Recorded data

[start]

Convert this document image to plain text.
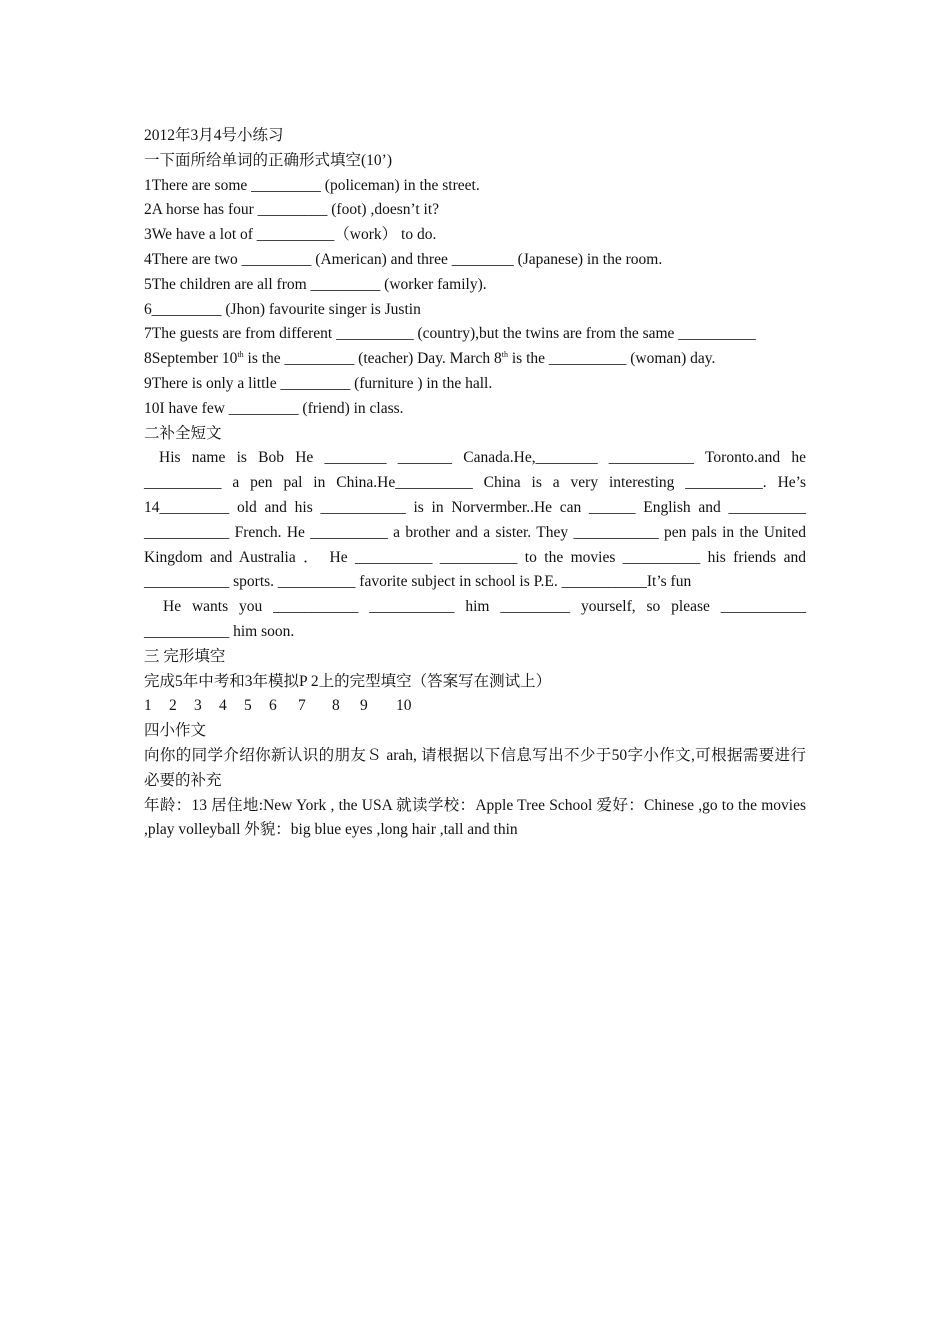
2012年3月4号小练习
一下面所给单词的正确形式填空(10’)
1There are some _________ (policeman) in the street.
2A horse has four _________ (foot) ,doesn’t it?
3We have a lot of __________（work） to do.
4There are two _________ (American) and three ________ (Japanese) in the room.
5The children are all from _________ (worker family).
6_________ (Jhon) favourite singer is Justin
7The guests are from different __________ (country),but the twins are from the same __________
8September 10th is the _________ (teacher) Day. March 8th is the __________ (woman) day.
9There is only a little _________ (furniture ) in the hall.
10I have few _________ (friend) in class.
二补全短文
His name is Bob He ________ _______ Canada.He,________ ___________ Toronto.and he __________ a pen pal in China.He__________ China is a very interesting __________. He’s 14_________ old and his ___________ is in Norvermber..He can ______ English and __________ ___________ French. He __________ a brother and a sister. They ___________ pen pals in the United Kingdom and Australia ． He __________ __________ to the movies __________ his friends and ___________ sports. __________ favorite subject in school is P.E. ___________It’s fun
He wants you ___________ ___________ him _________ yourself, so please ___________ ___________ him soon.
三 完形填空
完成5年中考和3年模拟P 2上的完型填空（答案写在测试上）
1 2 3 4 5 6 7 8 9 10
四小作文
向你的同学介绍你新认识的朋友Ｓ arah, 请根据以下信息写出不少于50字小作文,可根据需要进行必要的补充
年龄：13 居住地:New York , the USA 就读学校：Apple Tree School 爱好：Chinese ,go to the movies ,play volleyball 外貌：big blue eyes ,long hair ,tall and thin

[end]
[start]

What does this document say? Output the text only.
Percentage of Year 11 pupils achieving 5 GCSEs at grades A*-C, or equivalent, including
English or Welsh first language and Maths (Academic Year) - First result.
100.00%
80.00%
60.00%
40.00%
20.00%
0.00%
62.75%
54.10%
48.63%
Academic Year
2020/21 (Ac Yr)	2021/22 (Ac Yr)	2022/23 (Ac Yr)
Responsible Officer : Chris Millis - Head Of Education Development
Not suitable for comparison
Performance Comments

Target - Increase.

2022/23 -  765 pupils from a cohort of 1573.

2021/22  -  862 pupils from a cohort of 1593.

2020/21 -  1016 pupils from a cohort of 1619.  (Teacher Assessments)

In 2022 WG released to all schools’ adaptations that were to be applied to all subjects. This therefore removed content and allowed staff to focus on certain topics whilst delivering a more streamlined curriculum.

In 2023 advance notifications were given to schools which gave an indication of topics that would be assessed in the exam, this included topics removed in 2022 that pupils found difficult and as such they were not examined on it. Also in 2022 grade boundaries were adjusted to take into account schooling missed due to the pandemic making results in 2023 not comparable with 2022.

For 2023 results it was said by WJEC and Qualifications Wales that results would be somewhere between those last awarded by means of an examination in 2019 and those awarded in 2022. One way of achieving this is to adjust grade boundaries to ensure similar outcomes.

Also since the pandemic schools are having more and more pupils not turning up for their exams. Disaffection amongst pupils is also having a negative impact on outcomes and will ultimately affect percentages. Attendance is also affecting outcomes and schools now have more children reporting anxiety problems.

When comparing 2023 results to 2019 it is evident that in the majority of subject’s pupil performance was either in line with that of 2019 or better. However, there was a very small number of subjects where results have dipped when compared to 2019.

[end]
[start]

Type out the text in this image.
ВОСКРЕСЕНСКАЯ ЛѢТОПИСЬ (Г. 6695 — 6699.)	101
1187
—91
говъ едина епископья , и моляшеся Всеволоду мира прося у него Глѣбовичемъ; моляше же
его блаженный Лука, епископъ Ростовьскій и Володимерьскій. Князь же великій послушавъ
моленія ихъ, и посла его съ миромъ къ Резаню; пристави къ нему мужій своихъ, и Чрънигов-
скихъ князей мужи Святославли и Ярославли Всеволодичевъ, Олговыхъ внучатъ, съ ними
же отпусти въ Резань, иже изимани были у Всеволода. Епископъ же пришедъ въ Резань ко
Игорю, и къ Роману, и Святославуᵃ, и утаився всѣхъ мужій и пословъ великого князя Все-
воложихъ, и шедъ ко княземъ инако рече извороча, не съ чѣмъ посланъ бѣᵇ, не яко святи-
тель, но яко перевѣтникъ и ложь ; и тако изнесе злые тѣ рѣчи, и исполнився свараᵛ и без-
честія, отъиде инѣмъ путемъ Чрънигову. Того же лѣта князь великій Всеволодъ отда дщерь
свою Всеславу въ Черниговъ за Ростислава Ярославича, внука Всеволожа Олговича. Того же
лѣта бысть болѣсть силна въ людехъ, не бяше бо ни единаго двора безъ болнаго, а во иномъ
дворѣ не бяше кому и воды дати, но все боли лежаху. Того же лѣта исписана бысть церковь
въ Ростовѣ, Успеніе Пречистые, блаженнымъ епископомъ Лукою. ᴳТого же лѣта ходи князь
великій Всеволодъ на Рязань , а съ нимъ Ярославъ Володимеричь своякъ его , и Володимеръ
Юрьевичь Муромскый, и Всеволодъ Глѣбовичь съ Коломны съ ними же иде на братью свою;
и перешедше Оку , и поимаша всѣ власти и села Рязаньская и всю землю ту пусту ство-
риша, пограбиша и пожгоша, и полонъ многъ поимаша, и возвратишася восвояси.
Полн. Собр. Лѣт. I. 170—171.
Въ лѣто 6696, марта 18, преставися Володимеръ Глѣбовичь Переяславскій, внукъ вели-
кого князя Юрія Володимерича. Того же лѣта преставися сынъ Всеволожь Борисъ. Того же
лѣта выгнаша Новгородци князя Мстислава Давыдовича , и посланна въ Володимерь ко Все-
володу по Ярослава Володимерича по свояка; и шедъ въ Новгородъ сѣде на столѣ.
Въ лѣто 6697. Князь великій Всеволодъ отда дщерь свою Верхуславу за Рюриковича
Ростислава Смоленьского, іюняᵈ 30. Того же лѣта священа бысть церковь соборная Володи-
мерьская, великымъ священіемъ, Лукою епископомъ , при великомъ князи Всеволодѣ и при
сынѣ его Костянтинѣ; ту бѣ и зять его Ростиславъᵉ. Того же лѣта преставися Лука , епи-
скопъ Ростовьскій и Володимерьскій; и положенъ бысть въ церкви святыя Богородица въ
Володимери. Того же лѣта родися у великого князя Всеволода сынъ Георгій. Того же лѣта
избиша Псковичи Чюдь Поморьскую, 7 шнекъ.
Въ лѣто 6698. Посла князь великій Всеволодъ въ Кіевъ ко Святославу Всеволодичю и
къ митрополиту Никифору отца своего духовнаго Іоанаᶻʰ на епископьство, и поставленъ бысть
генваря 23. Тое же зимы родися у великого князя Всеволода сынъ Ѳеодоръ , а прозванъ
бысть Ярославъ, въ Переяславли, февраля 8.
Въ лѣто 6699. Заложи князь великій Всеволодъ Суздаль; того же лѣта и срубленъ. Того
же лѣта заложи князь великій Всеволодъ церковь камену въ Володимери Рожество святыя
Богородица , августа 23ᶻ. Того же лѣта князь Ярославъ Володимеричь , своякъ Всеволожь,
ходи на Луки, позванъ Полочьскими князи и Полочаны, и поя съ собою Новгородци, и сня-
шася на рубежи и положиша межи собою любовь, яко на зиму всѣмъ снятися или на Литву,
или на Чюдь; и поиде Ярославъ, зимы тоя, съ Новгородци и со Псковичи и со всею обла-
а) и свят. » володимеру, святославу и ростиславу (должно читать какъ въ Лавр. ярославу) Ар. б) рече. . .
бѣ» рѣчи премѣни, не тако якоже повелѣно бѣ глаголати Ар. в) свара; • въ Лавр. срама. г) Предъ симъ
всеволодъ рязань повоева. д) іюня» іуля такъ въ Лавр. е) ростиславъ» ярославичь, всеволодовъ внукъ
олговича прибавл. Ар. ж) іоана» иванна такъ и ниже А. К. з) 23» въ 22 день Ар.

[end]

- **WHAT NEEDS TO BE DONE**: In the entries above, identify each line that includes the string "Володимерича", then copy it.

- **RESULT FOR THIS EXERCISE**:
кого князя Юрія Володимерича. Того же лѣта преставися сынъ Всеволожь Борисъ. Того же
володу по Ярослава Володимерича по свояка; и шедъ въ Новгородъ сѣде на столѣ.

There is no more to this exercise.